**Source records:**

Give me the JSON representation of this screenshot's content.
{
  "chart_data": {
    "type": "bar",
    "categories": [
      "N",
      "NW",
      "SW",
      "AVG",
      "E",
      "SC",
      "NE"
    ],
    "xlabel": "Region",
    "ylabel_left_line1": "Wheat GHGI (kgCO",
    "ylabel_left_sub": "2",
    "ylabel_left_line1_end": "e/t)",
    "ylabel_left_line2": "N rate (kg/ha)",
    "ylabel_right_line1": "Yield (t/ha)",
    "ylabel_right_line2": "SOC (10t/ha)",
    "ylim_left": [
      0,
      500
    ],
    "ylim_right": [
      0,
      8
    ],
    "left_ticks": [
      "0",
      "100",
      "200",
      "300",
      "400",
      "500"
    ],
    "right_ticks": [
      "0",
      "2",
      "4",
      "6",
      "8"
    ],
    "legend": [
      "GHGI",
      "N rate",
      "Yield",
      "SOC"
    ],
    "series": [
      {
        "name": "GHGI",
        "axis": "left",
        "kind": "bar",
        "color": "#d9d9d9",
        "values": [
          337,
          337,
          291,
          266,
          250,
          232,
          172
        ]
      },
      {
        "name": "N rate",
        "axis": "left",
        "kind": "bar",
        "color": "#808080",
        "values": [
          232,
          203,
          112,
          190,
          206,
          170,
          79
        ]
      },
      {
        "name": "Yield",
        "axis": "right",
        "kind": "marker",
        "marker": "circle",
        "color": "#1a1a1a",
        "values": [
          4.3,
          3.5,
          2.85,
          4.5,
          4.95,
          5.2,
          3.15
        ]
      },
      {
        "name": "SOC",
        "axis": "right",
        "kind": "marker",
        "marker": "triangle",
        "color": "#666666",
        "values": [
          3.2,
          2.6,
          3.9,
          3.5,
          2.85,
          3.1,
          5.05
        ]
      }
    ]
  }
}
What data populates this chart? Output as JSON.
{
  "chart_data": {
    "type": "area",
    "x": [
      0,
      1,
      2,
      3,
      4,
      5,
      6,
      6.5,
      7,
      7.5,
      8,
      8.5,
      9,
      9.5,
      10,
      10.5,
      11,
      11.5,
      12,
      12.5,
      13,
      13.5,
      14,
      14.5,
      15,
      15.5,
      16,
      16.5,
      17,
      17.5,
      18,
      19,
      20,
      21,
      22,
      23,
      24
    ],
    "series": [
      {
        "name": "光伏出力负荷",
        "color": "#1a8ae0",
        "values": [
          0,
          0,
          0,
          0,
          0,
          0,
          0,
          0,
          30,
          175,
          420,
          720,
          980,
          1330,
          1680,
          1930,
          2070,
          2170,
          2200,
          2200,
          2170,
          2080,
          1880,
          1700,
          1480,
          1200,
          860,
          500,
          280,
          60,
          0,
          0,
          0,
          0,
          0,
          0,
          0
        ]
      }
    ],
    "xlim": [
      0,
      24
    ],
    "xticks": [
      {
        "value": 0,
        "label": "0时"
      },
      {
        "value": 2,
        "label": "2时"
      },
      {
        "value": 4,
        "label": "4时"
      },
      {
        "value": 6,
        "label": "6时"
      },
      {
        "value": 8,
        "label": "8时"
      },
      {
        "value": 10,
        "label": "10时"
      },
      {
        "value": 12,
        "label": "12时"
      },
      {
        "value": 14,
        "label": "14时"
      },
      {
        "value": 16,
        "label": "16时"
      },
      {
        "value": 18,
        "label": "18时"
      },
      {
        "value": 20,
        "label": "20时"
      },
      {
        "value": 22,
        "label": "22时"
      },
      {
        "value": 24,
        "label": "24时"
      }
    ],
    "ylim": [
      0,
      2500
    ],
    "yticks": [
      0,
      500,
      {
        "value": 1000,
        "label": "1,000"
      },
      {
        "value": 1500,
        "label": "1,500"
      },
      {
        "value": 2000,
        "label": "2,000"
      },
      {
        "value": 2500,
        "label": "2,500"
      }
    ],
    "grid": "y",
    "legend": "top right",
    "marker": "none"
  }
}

**Problem requirements:** Select and copy every line of the listing with the word "rate".

**Task response:**
    "ylabel_left_line2": "N rate (kg/ha)",
      "N rate",
        "name": "N rate",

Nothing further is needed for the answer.